┌──

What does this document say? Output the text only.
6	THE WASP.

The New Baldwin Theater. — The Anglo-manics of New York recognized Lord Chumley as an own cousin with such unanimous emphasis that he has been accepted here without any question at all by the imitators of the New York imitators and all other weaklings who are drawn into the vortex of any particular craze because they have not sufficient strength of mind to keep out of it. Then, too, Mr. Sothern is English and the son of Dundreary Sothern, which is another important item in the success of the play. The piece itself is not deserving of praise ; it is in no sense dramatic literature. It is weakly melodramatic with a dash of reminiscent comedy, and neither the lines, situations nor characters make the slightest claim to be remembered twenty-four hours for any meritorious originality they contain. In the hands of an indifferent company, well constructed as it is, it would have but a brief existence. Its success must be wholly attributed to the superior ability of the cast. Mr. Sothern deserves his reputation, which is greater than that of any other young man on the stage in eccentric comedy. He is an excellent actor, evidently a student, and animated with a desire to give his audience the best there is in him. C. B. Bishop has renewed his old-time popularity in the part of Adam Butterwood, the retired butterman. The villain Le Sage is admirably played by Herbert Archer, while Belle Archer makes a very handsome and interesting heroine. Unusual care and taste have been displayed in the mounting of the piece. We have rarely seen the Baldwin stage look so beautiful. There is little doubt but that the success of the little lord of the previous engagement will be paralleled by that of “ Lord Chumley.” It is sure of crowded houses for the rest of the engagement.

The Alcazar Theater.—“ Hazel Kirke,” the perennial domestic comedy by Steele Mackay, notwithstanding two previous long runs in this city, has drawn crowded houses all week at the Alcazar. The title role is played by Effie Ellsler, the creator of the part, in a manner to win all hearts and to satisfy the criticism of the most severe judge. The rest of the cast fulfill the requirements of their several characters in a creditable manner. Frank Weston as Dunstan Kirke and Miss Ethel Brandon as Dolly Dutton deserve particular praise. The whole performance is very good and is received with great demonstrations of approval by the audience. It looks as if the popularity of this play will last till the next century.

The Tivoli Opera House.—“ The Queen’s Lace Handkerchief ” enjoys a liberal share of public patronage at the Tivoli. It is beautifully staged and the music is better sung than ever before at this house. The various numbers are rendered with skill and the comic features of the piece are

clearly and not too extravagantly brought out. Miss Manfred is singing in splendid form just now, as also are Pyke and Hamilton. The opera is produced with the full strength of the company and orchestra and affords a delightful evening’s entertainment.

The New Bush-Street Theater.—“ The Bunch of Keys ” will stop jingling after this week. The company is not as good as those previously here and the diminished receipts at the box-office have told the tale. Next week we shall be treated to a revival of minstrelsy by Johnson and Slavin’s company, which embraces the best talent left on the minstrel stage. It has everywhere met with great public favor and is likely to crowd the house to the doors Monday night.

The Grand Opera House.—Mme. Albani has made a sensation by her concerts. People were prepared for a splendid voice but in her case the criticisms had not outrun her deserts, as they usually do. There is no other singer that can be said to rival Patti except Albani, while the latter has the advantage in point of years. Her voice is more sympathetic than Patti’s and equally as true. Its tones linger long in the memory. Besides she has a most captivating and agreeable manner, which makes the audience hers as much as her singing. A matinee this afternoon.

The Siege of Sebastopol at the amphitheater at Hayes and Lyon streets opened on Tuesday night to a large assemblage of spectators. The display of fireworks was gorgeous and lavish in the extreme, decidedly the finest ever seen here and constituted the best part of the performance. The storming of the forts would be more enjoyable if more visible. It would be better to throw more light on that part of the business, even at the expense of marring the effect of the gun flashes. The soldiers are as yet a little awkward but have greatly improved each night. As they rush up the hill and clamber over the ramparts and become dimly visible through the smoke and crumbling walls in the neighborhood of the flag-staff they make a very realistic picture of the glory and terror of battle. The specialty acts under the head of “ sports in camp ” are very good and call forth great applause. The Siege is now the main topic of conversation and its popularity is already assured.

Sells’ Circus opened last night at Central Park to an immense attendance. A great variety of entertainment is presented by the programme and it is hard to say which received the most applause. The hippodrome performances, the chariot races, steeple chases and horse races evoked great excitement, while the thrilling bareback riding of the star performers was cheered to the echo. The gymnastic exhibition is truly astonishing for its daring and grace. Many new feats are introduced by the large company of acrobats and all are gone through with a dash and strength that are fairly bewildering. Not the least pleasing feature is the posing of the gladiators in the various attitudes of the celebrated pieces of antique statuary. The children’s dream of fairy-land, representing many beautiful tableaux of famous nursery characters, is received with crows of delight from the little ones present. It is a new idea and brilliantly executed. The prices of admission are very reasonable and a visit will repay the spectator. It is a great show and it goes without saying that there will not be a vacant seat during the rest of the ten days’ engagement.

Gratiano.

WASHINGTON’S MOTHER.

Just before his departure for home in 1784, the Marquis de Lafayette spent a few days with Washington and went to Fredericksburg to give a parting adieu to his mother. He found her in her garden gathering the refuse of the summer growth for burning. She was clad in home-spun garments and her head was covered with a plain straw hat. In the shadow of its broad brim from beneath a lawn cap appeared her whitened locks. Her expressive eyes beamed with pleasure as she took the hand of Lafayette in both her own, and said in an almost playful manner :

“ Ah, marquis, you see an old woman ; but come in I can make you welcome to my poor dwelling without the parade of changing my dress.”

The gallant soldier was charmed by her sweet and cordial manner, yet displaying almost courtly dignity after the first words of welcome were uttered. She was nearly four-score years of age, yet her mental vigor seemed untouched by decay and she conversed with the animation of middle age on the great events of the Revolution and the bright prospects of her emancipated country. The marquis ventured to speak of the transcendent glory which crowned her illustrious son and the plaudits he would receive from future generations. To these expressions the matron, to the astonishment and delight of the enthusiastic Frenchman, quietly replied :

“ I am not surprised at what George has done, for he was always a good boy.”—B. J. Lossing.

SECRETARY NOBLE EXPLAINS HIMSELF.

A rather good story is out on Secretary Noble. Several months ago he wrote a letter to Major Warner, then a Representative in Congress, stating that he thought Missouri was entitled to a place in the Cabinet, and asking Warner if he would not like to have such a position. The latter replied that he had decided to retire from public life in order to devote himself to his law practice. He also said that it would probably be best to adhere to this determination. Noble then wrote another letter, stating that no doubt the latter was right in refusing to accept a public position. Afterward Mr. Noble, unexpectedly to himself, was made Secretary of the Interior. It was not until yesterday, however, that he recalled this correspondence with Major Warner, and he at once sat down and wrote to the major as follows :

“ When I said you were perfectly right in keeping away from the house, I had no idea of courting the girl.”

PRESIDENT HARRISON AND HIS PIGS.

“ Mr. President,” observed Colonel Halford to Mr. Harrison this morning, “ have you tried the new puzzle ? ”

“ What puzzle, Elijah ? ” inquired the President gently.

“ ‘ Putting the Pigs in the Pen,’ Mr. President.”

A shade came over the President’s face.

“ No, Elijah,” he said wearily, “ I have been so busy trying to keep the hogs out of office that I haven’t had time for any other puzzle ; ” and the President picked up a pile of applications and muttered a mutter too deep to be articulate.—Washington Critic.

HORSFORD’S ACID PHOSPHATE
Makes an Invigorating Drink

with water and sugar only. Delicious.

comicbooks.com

└──

Could you quote the material above in full, exactly as it stands?

What does this document say? Output the text only.
6	THE WASP.

The New Baldwin Theater. — The Anglo-manics of New York recognized Lord Chumley as an own cousin with such unanimous emphasis that he has been accepted here without any question at all by the imitators of the New York imitators and all other weaklings who are drawn into the vortex of any particular craze because they have not sufficient strength of mind to keep out of it. Then, too, Mr. Sothern is English and the son of Dundreary Sothern, which is another important item in the success of the play. The piece itself is not deserving of praise ; it is in no sense dramatic literature. It is weakly melodramatic with a dash of reminiscent comedy, and neither the lines, situations nor characters make the slightest claim to be remembered twenty-four hours for any meritorious originality they contain. In the hands of an indifferent company, well constructed as it is, it would have but a brief existence. Its success must be wholly attributed to the superior ability of the cast. Mr. Sothern deserves his reputation, which is greater than that of any other young man on the stage in eccentric comedy. He is an excellent actor, evidently a student, and animated with a desire to give his audience the best there is in him. C. B. Bishop has renewed his old-time popularity in the part of Adam Butterwood, the retired butterman. The villain Le Sage is admirably played by Herbert Archer, while Belle Archer makes a very handsome and interesting heroine. Unusual care and taste have been displayed in the mounting of the piece. We have rarely seen the Baldwin stage look so beautiful. There is little doubt but that the success of the little lord of the previous engagement will be paralleled by that of “ Lord Chumley.” It is sure of crowded houses for the rest of the engagement.

The Alcazar Theater.—“ Hazel Kirke,” the perennial domestic comedy by Steele Mackay, notwithstanding two previous long runs in this city, has drawn crowded houses all week at the Alcazar. The title role is played by Effie Ellsler, the creator of the part, in a manner to win all hearts and to satisfy the criticism of the most severe judge. The rest of the cast fulfill the requirements of their several characters in a creditable manner. Frank Weston as Dunstan Kirke and Miss Ethel Brandon as Dolly Dutton deserve particular praise. The whole performance is very good and is received with great demonstrations of approval by the audience. It looks as if the popularity of this play will last till the next century.

The Tivoli Opera House.—“ The Queen’s Lace Handkerchief ” enjoys a liberal share of public patronage at the Tivoli. It is beautifully staged and the music is better sung than ever before at this house. The various numbers are rendered with skill and the comic features of the piece are

clearly and not too extravagantly brought out. Miss Manfred is singing in splendid form just now, as also are Pyke and Hamilton. The opera is produced with the full strength of the company and orchestra and affords a delightful evening’s entertainment.

The New Bush-Street Theater.—“ The Bunch of Keys ” will stop jingling after this week. The company is not as good as those previously here and the diminished receipts at the box-office have told the tale. Next week we shall be treated to a revival of minstrelsy by Johnson and Slavin’s company, which embraces the best talent left on the minstrel stage. It has everywhere met with great public favor and is likely to crowd the house to the doors Monday night.

The Grand Opera House.—Mme. Albani has made a sensation by her concerts. People were prepared for a splendid voice but in her case the criticisms had not outrun her deserts, as they usually do. There is no other singer that can be said to rival Patti except Albani, while the latter has the advantage in point of years. Her voice is more sympathetic than Patti’s and equally as true. Its tones linger long in the memory. Besides she has a most captivating and agreeable manner, which makes the audience hers as much as her singing. A matinee this afternoon.

The Siege of Sebastopol at the amphitheater at Hayes and Lyon streets opened on Tuesday night to a large assemblage of spectators. The display of fireworks was gorgeous and lavish in the extreme, decidedly the finest ever seen here and constituted the best part of the performance. The storming of the forts would be more enjoyable if more visible. It would be better to throw more light on that part of the business, even at the expense of marring the effect of the gun flashes. The soldiers are as yet a little awkward but have greatly improved each night. As they rush up the hill and clamber over the ramparts and become dimly visible through the smoke and crumbling walls in the neighborhood of the flag-staff they make a very realistic picture of the glory and terror of battle. The specialty acts under the head of “ sports in camp ” are very good and call forth great applause. The Siege is now the main topic of conversation and its popularity is already assured.

Sells’ Circus opened last night at Central Park to an immense attendance. A great variety of entertainment is presented by the programme and it is hard to say which received the most applause. The hippodrome performances, the chariot races, steeple chases and horse races evoked great excitement, while the thrilling bareback riding of the star performers was cheered to the echo. The gymnastic exhibition is truly astonishing for its daring and grace. Many new feats are introduced by the large company of acrobats and all are gone through with a dash and strength that are fairly bewildering. Not the least pleasing feature is the posing of the gladiators in the various attitudes of the celebrated pieces of antique statuary. The children’s dream of fairy-land, representing many beautiful tableaux of famous nursery characters, is received with crows of delight from the little ones present. It is a new idea and brilliantly executed. The prices of admission are very reasonable and a visit will repay the spectator. It is a great show and it goes without saying that there will not be a vacant seat during the rest of the ten days’ engagement.

Gratiano.

WASHINGTON’S MOTHER.

Just before his departure for home in 1784, the Marquis de Lafayette spent a few days with Washington and went to Fredericksburg to give a parting adieu to his mother. He found her in her garden gathering the refuse of the summer growth for burning. She was clad in home-spun garments and her head was covered with a plain straw hat. In the shadow of its broad brim from beneath a lawn cap appeared her whitened locks. Her expressive eyes beamed with pleasure as she took the hand of Lafayette in both her own, and said in an almost playful manner :

“ Ah, marquis, you see an old woman ; but come in I can make you welcome to my poor dwelling without the parade of changing my dress.”

The gallant soldier was charmed by her sweet and cordial manner, yet displaying almost courtly dignity after the first words of welcome were uttered. She was nearly four-score years of age, yet her mental vigor seemed untouched by decay and she conversed with the animation of middle age on the great events of the Revolution and the bright prospects of her emancipated country. The marquis ventured to speak of the transcendent glory which crowned her illustrious son and the plaudits he would receive from future generations. To these expressions the matron, to the astonishment and delight of the enthusiastic Frenchman, quietly replied :

“ I am not surprised at what George has done, for he was always a good boy.”—B. J. Lossing.

SECRETARY NOBLE EXPLAINS HIMSELF.

A rather good story is out on Secretary Noble. Several months ago he wrote a letter to Major Warner, then a Representative in Congress, stating that he thought Missouri was entitled to a place in the Cabinet, and asking Warner if he would not like to have such a position. The latter replied that he had decided to retire from public life in order to devote himself to his law practice. He also said that it would probably be best to adhere to this determination. Noble then wrote another letter, stating that no doubt the latter was right in refusing to accept a public position. Afterward Mr. Noble, unexpectedly to himself, was made Secretary of the Interior. It was not until yesterday, however, that he recalled this correspondence with Major Warner, and he at once sat down and wrote to the major as follows :

“ When I said you were perfectly right in keeping away from the house, I had no idea of courting the girl.”

PRESIDENT HARRISON AND HIS PIGS.

“ Mr. President,” observed Colonel Halford to Mr. Harrison this morning, “ have you tried the new puzzle ? ”

“ What puzzle, Elijah ? ” inquired the President gently.

“ ‘ Putting the Pigs in the Pen,’ Mr. President.”

A shade came over the President’s face.

“ No, Elijah,” he said wearily, “ I have been so busy trying to keep the hogs out of office that I haven’t had time for any other puzzle ; ” and the President picked up a pile of applications and muttered a mutter too deep to be articulate.—Washington Critic.

HORSFORD’S ACID PHOSPHATE
Makes an Invigorating Drink

with water and sugar only. Delicious.

comicbooks.com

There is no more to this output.